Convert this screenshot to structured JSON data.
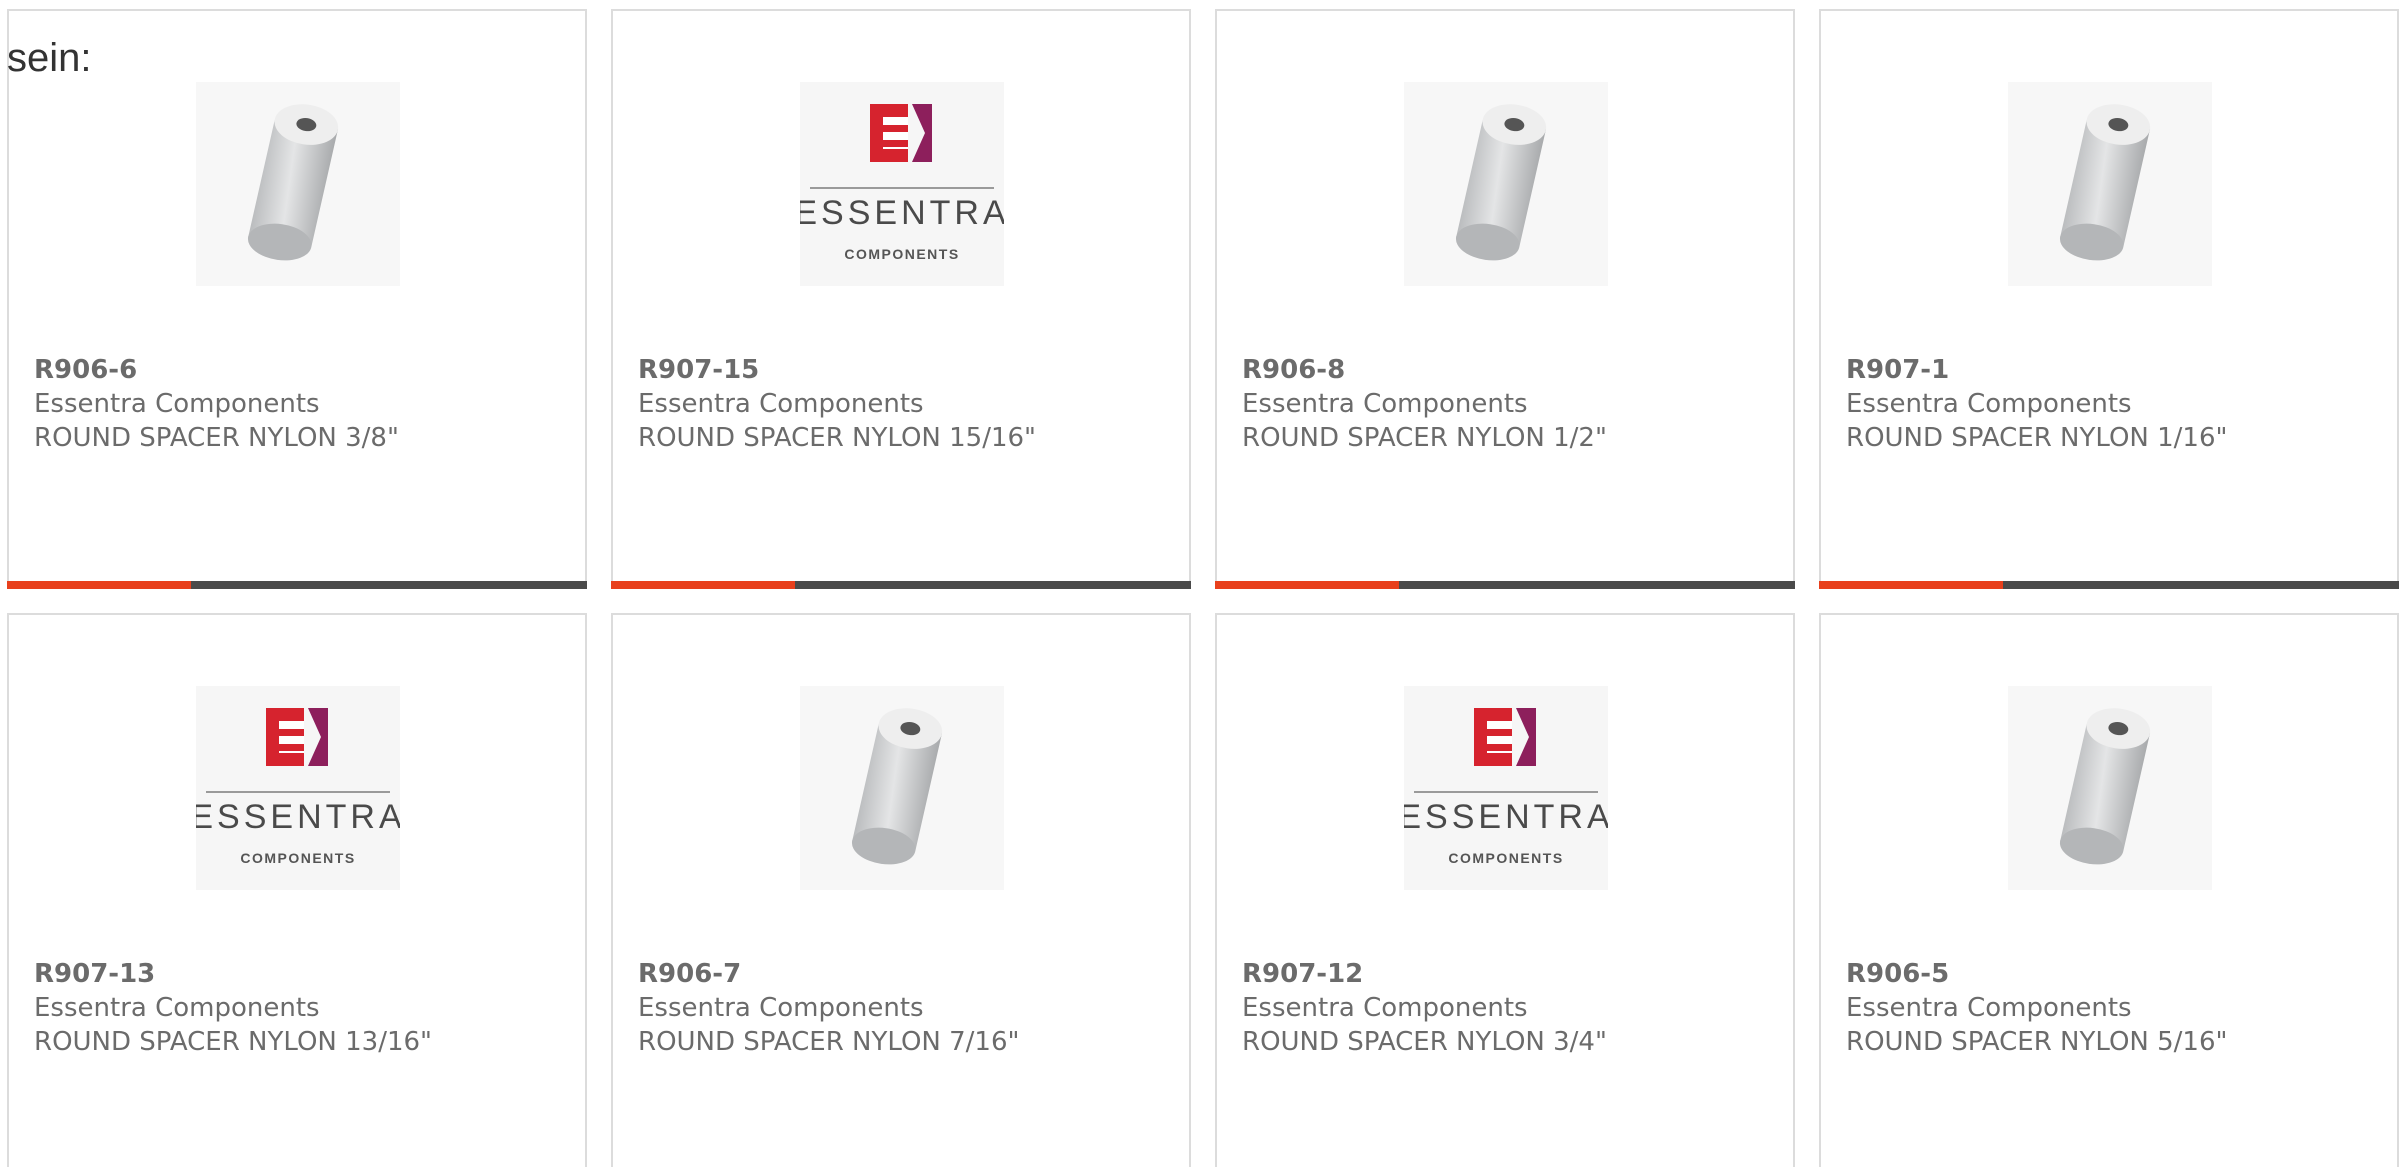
{
  "intro_text": "sein:",
  "accent_color": "#e8401c",
  "bar_color": "#4a4a4a",
  "products": [
    {
      "part": "R906-6",
      "maker": "Essentra Components",
      "desc": "ROUND SPACER NYLON 3/8\"",
      "image": "spacer-icon"
    },
    {
      "part": "R907-15",
      "maker": "Essentra Components",
      "desc": "ROUND SPACER NYLON 15/16\"",
      "image": "essentra-logo"
    },
    {
      "part": "R906-8",
      "maker": "Essentra Components",
      "desc": "ROUND SPACER NYLON 1/2\"",
      "image": "spacer-icon"
    },
    {
      "part": "R907-1",
      "maker": "Essentra Components",
      "desc": "ROUND SPACER NYLON 1/16\"",
      "image": "spacer-icon"
    },
    {
      "part": "R907-13",
      "maker": "Essentra Components",
      "desc": "ROUND SPACER NYLON 13/16\"",
      "image": "essentra-logo"
    },
    {
      "part": "R906-7",
      "maker": "Essentra Components",
      "desc": "ROUND SPACER NYLON 7/16\"",
      "image": "spacer-icon"
    },
    {
      "part": "R907-12",
      "maker": "Essentra Components",
      "desc": "ROUND SPACER NYLON 3/4\"",
      "image": "essentra-logo"
    },
    {
      "part": "R906-5",
      "maker": "Essentra Components",
      "desc": "ROUND SPACER NYLON 5/16\"",
      "image": "spacer-icon"
    }
  ],
  "logo": {
    "wordmark": "ESSENTRA",
    "sub": "COMPONENTS"
  }
}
- - - - - - -
Short problem ::
Would you return the data exactly as written, without the pictures?

Full response ::
Convert this screenshot to structured JSON data.
{
  "intro_text": "sein:",
  "accent_color": "#e8401c",
  "bar_color": "#4a4a4a",
  "products": [
    {
      "part": "R906-6",
      "maker": "Essentra Components",
      "desc": "ROUND SPACER NYLON 3/8\"",
      "image": "spacer-icon"
    },
    {
      "part": "R907-15",
      "maker": "Essentra Components",
      "desc": "ROUND SPACER NYLON 15/16\"",
      "image": "essentra-logo"
    },
    {
      "part": "R906-8",
      "maker": "Essentra Components",
      "desc": "ROUND SPACER NYLON 1/2\"",
      "image": "spacer-icon"
    },
    {
      "part": "R907-1",
      "maker": "Essentra Components",
      "desc": "ROUND SPACER NYLON 1/16\"",
      "image": "spacer-icon"
    },
    {
      "part": "R907-13",
      "maker": "Essentra Components",
      "desc": "ROUND SPACER NYLON 13/16\"",
      "image": "essentra-logo"
    },
    {
      "part": "R906-7",
      "maker": "Essentra Components",
      "desc": "ROUND SPACER NYLON 7/16\"",
      "image": "spacer-icon"
    },
    {
      "part": "R907-12",
      "maker": "Essentra Components",
      "desc": "ROUND SPACER NYLON 3/4\"",
      "image": "essentra-logo"
    },
    {
      "part": "R906-5",
      "maker": "Essentra Components",
      "desc": "ROUND SPACER NYLON 5/16\"",
      "image": "spacer-icon"
    }
  ],
  "logo": {
    "wordmark": "ESSENTRA",
    "sub": "COMPONENTS"
  }
}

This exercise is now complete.